**What you need to do:**
Reproduce the material verbatim, starting at its first line and ending at the line containing "x-tick-label: 1.00 <box>414 658 426 664</box>", both lines included.

* begin Dataset rows *

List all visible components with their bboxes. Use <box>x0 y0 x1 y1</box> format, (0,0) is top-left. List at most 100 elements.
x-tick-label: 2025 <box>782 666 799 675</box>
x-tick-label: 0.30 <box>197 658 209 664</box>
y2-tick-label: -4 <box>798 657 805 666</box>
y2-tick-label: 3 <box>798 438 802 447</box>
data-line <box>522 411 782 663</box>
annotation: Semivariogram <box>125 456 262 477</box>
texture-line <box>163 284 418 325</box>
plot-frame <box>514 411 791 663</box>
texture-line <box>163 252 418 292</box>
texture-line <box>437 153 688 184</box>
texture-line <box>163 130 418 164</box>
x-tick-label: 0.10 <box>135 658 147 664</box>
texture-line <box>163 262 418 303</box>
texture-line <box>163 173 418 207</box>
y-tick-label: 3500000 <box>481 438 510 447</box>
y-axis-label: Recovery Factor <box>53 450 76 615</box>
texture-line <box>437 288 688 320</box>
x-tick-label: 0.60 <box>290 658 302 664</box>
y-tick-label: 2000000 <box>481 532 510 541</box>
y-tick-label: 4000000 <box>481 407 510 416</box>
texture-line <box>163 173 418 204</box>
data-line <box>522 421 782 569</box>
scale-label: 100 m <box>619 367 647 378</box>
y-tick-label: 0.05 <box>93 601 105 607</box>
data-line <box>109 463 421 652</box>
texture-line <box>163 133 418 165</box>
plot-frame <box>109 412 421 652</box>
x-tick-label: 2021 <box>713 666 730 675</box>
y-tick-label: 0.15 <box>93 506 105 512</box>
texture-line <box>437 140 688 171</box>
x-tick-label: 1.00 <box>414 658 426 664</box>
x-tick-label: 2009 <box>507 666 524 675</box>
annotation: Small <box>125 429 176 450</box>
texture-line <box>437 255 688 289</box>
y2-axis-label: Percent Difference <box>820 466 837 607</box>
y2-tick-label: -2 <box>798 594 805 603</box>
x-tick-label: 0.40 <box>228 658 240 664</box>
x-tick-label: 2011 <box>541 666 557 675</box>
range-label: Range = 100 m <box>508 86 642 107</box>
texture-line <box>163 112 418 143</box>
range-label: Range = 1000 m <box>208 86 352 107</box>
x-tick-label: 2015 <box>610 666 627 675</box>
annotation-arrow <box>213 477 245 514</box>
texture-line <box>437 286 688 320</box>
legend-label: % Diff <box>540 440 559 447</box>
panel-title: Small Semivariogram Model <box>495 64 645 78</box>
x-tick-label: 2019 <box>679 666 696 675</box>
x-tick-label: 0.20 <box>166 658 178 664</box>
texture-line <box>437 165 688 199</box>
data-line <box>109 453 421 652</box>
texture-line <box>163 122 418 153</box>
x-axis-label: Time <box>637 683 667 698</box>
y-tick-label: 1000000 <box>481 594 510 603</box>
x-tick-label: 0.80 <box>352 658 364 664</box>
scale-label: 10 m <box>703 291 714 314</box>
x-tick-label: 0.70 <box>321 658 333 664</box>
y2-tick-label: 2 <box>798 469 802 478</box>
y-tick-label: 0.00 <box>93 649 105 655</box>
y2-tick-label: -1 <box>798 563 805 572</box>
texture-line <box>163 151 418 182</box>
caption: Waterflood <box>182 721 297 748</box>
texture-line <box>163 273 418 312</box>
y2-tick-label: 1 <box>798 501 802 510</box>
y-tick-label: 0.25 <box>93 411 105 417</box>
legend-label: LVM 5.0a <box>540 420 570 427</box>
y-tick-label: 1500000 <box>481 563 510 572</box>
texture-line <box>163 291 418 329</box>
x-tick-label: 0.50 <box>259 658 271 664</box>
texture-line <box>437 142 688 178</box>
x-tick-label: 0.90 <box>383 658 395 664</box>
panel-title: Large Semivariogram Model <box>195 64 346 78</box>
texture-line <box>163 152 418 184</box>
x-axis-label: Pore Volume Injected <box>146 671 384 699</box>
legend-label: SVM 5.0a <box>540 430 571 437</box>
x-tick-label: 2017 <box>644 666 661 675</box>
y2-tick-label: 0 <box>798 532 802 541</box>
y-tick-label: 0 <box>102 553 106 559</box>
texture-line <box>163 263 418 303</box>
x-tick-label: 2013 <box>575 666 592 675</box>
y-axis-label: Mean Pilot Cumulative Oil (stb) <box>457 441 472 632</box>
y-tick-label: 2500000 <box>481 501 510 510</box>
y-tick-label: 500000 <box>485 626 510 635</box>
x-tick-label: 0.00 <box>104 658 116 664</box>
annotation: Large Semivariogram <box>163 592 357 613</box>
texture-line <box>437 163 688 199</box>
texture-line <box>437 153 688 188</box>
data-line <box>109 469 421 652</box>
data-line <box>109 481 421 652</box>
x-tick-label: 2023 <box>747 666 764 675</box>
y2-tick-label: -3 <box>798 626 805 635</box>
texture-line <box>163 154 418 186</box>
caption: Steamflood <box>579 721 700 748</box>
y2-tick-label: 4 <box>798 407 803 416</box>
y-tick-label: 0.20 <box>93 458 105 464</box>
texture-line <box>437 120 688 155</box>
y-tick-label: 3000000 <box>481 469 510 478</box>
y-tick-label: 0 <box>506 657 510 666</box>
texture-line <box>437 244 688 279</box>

* end Dataset rows *

**Problem solution:**
List all visible components with their bboxes. Use <box>x0 y0 x1 y1</box> format, (0,0) is top-left. List at most 100 elements.
x-tick-label: 2025 <box>782 666 799 675</box>
x-tick-label: 0.30 <box>197 658 209 664</box>
y2-tick-label: -4 <box>798 657 805 666</box>
y2-tick-label: 3 <box>798 438 802 447</box>
data-line <box>522 411 782 663</box>
annotation: Semivariogram <box>125 456 262 477</box>
texture-line <box>163 284 418 325</box>
plot-frame <box>514 411 791 663</box>
texture-line <box>163 252 418 292</box>
texture-line <box>437 153 688 184</box>
texture-line <box>163 130 418 164</box>
x-tick-label: 0.10 <box>135 658 147 664</box>
texture-line <box>163 262 418 303</box>
texture-line <box>163 173 418 207</box>
y-tick-label: 3500000 <box>481 438 510 447</box>
y-axis-label: Recovery Factor <box>53 450 76 615</box>
texture-line <box>437 288 688 320</box>
x-tick-label: 0.60 <box>290 658 302 664</box>
y-tick-label: 2000000 <box>481 532 510 541</box>
y-tick-label: 4000000 <box>481 407 510 416</box>
texture-line <box>163 173 418 204</box>
data-line <box>522 421 782 569</box>
scale-label: 100 m <box>619 367 647 378</box>
y-tick-label: 0.05 <box>93 601 105 607</box>
data-line <box>109 463 421 652</box>
texture-line <box>163 133 418 165</box>
plot-frame <box>109 412 421 652</box>
x-tick-label: 2021 <box>713 666 730 675</box>
y-tick-label: 0.15 <box>93 506 105 512</box>
texture-line <box>437 140 688 171</box>
x-tick-label: 1.00 <box>414 658 426 664</box>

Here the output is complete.